REQUIRED WORK =
Pick every line from the data below that contains the string "hometown" and copy it.

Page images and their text
####

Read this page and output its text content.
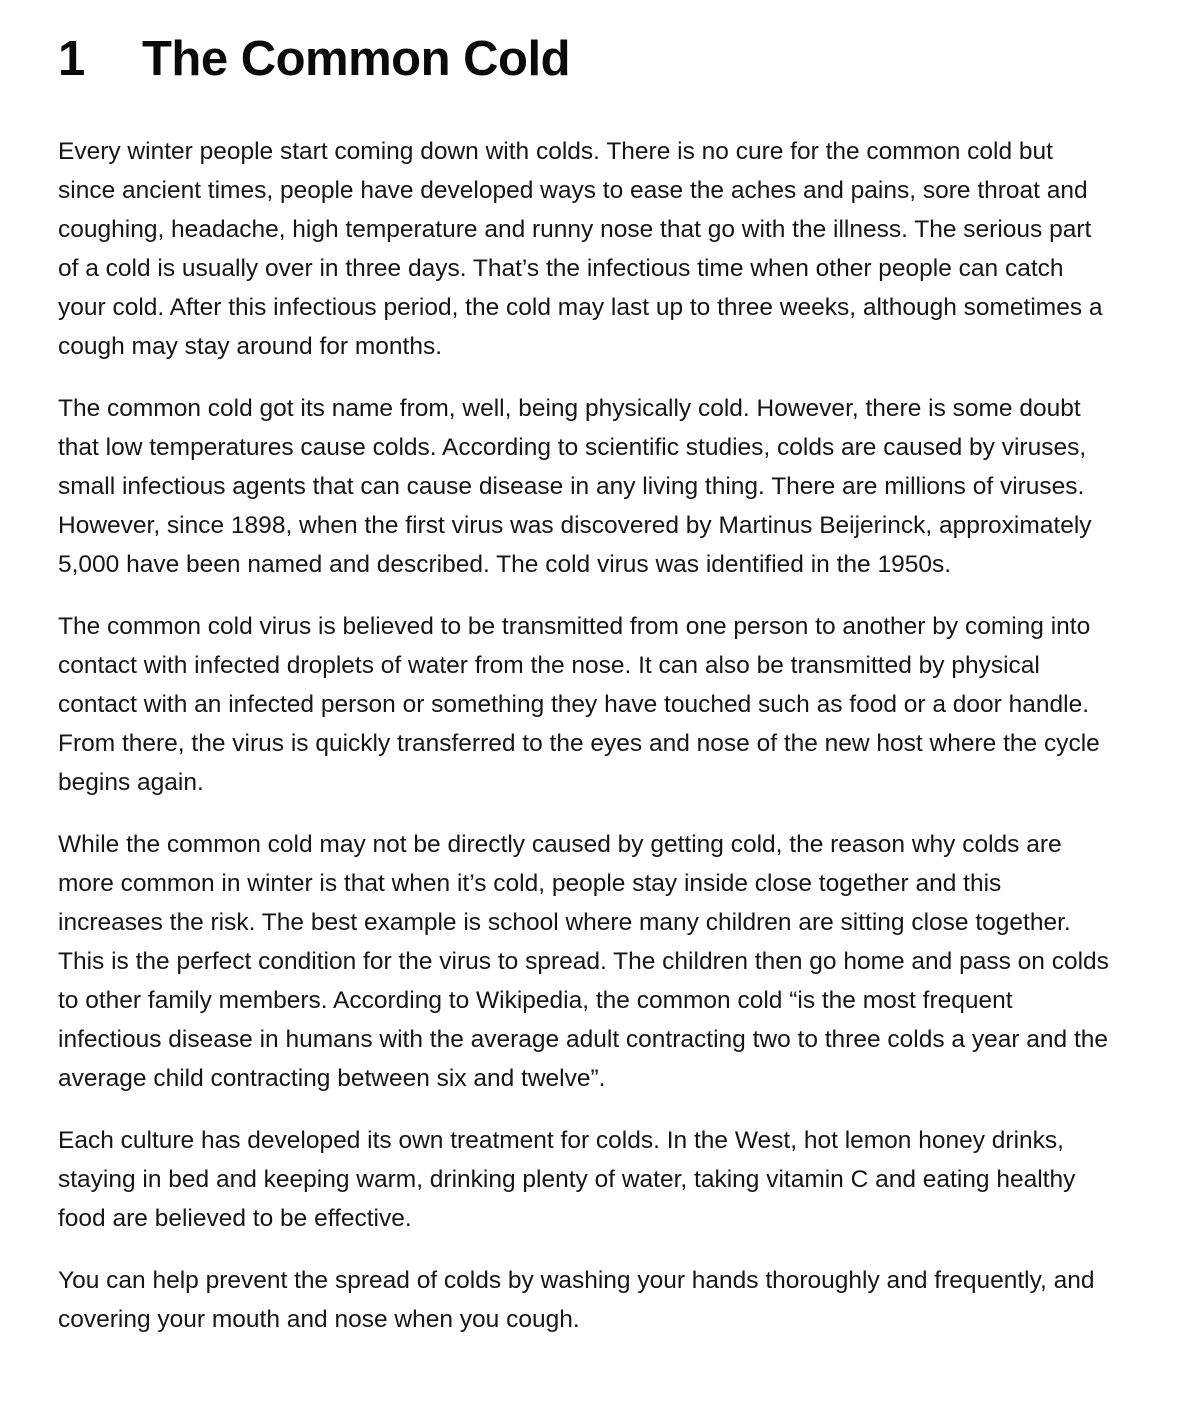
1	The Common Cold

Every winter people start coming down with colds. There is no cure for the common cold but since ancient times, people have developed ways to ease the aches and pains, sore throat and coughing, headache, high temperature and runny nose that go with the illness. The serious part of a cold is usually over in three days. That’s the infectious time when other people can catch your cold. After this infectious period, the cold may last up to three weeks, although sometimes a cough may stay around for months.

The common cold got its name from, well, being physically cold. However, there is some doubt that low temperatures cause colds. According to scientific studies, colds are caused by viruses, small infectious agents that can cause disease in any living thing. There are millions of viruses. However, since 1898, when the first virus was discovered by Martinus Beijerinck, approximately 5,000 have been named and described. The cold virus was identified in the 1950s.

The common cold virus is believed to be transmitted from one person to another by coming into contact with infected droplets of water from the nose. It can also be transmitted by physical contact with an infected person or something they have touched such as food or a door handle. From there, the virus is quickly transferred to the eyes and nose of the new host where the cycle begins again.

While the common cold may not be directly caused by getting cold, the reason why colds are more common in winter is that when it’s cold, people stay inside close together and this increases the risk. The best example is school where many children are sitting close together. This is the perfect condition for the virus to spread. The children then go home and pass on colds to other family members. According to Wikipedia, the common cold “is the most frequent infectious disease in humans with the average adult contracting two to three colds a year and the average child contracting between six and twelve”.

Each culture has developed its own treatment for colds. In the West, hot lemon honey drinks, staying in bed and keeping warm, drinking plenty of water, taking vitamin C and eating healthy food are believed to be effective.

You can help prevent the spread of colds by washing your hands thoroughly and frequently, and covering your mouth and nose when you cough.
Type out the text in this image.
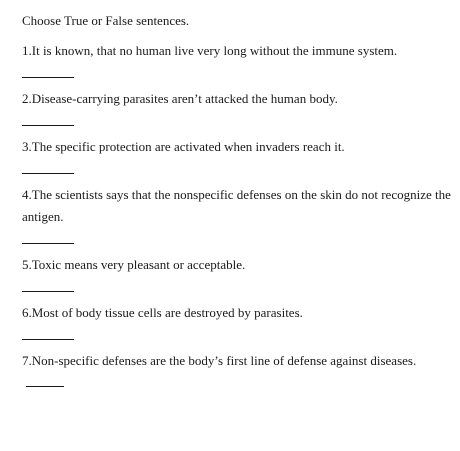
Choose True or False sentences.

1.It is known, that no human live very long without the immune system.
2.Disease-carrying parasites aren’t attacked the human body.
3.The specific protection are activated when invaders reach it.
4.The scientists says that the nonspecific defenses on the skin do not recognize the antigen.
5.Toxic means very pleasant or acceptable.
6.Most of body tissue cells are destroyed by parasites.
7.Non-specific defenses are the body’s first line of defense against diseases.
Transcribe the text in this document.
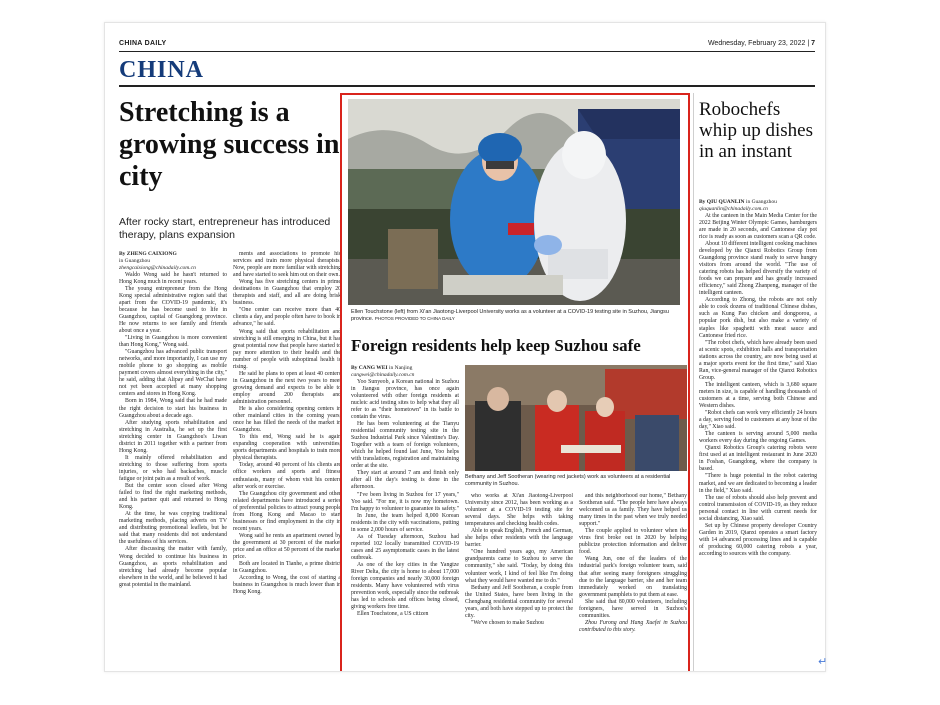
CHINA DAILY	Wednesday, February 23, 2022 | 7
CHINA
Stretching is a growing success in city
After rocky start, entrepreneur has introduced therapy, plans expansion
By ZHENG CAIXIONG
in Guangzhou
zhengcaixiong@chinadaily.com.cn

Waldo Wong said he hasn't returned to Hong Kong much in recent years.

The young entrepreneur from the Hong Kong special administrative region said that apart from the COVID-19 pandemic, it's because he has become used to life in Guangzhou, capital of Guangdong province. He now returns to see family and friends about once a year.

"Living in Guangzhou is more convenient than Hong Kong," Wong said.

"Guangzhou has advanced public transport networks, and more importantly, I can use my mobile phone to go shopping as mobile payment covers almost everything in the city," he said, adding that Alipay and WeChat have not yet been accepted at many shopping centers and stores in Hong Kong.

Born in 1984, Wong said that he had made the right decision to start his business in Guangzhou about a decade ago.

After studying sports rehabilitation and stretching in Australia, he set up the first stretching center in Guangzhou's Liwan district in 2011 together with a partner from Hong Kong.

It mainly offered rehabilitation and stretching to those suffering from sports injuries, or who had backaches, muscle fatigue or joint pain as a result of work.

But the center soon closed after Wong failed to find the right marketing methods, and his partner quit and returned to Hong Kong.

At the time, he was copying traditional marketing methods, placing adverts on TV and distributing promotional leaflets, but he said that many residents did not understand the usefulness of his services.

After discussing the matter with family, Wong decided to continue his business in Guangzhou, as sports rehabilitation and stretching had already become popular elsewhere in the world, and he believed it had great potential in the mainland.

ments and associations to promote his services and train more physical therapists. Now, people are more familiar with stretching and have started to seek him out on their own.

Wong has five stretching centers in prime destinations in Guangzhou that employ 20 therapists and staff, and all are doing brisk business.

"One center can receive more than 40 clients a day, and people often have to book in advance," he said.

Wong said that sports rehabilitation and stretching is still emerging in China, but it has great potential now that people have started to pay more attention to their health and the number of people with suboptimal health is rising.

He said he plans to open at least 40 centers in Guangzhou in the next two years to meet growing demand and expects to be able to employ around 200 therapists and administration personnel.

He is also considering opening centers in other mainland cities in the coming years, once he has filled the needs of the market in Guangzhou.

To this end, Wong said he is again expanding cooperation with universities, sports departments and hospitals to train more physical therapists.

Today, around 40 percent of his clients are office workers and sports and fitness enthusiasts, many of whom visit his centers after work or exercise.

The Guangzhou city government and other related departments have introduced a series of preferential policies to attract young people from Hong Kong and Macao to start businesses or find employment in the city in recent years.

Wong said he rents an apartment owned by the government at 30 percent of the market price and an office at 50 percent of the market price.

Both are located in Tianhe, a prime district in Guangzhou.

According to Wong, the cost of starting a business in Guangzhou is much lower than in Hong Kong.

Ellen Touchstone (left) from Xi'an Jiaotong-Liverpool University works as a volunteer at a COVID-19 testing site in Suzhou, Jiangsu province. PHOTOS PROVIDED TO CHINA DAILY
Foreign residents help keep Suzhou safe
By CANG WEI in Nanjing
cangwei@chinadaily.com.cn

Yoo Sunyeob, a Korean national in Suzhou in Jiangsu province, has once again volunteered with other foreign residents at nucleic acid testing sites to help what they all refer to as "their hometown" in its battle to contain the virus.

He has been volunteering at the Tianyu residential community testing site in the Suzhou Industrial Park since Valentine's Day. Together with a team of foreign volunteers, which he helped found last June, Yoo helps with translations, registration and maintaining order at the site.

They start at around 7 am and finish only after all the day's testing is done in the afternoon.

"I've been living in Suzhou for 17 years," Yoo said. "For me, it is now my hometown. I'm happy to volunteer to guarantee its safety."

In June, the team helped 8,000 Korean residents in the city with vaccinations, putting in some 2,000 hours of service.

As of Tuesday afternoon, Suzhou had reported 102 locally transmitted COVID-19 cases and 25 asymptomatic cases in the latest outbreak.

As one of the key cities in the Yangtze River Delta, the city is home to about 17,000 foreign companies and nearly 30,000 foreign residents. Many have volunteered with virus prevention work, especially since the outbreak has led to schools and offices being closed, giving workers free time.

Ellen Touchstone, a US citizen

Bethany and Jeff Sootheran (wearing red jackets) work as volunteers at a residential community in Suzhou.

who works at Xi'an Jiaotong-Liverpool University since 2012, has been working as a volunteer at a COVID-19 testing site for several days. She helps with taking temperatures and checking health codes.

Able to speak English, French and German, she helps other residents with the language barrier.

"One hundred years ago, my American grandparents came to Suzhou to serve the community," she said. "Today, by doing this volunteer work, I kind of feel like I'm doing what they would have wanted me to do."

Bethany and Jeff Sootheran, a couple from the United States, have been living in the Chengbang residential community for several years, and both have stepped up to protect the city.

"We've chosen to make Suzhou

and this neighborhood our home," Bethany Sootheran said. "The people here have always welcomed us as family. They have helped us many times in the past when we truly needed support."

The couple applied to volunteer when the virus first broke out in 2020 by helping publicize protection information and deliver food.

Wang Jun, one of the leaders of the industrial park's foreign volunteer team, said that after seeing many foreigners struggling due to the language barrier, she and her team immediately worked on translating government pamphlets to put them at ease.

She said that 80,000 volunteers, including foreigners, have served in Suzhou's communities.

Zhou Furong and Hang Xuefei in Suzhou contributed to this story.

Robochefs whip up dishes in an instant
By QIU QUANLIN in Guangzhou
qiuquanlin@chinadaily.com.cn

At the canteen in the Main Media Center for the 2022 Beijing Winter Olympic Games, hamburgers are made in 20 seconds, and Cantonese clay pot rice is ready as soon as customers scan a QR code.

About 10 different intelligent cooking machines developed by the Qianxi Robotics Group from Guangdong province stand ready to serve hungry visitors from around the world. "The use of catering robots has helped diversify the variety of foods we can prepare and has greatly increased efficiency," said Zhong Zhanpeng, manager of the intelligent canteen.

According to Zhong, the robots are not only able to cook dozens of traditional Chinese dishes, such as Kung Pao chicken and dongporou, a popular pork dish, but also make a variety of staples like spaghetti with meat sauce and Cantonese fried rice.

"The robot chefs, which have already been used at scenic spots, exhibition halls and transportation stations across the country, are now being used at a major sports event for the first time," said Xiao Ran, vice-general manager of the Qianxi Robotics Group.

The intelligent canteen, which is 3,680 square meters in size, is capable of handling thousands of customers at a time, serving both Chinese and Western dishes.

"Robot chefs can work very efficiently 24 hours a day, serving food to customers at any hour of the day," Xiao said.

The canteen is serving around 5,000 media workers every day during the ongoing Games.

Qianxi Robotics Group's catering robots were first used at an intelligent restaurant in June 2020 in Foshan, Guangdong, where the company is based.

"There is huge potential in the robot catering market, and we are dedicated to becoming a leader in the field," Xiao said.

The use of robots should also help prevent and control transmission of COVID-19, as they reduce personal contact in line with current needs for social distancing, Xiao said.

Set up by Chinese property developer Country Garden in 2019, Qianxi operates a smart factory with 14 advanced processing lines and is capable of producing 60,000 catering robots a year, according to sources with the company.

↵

####

EXERCISE RESULT =
Yoo Sunyeob, a Korean national in Suzhou in Jiangsu province, has once again volunteered with other foreign residents at nucleic acid testing sites to help what they all refer to as "their hometown" in its battle to contain the virus.
"I've been living in Suzhou for 17 years," Yoo said. "For me, it is now my hometown. I'm happy to volunteer to guarantee its safety."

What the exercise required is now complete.